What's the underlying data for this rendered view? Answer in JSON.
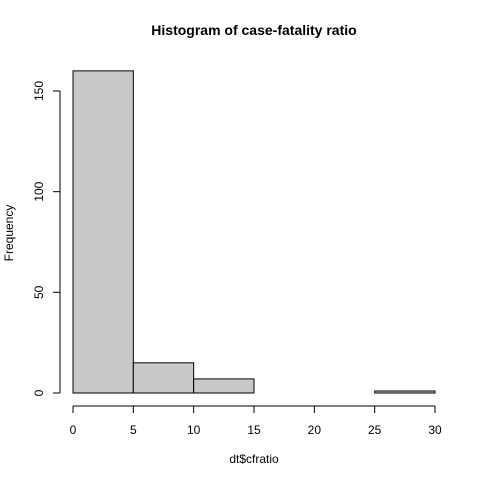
{
  "chart_data": {
    "type": "bar",
    "title": "Histogram of case-fatality ratio",
    "xlabel": "dt$cfratio",
    "ylabel": "Frequency",
    "bins": [
      {
        "start": 0,
        "end": 5,
        "value": 160
      },
      {
        "start": 5,
        "end": 10,
        "value": 15
      },
      {
        "start": 10,
        "end": 15,
        "value": 7
      },
      {
        "start": 15,
        "end": 20,
        "value": 0
      },
      {
        "start": 20,
        "end": 25,
        "value": 0
      },
      {
        "start": 25,
        "end": 30,
        "value": 1
      }
    ],
    "xlim": [
      0,
      30
    ],
    "ylim": [
      0,
      160
    ],
    "x_ticks": [
      0,
      5,
      10,
      15,
      20,
      25,
      30
    ],
    "y_ticks": [
      0,
      50,
      100,
      150
    ],
    "bar_color": "#c8c8c8",
    "grid": false,
    "legend": "none"
  }
}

□ □ □ □ □

■ **THE REQUEST**: Do not copy the pictures, but repeat every line exactly.

■ **REPLY**:
What's the underlying data for this rendered view? Answer in JSON.
{
  "chart_data": {
    "type": "bar",
    "title": "Histogram of case-fatality ratio",
    "xlabel": "dt$cfratio",
    "ylabel": "Frequency",
    "bins": [
      {
        "start": 0,
        "end": 5,
        "value": 160
      },
      {
        "start": 5,
        "end": 10,
        "value": 15
      },
      {
        "start": 10,
        "end": 15,
        "value": 7
      },
      {
        "start": 15,
        "end": 20,
        "value": 0
      },
      {
        "start": 20,
        "end": 25,
        "value": 0
      },
      {
        "start": 25,
        "end": 30,
        "value": 1
      }
    ],
    "xlim": [
      0,
      30
    ],
    "ylim": [
      0,
      160
    ],
    "x_ticks": [
      0,
      5,
      10,
      15,
      20,
      25,
      30
    ],
    "y_ticks": [
      0,
      50,
      100,
      150
    ],
    "bar_color": "#c8c8c8",
    "grid": false,
    "legend": "none"
  }
}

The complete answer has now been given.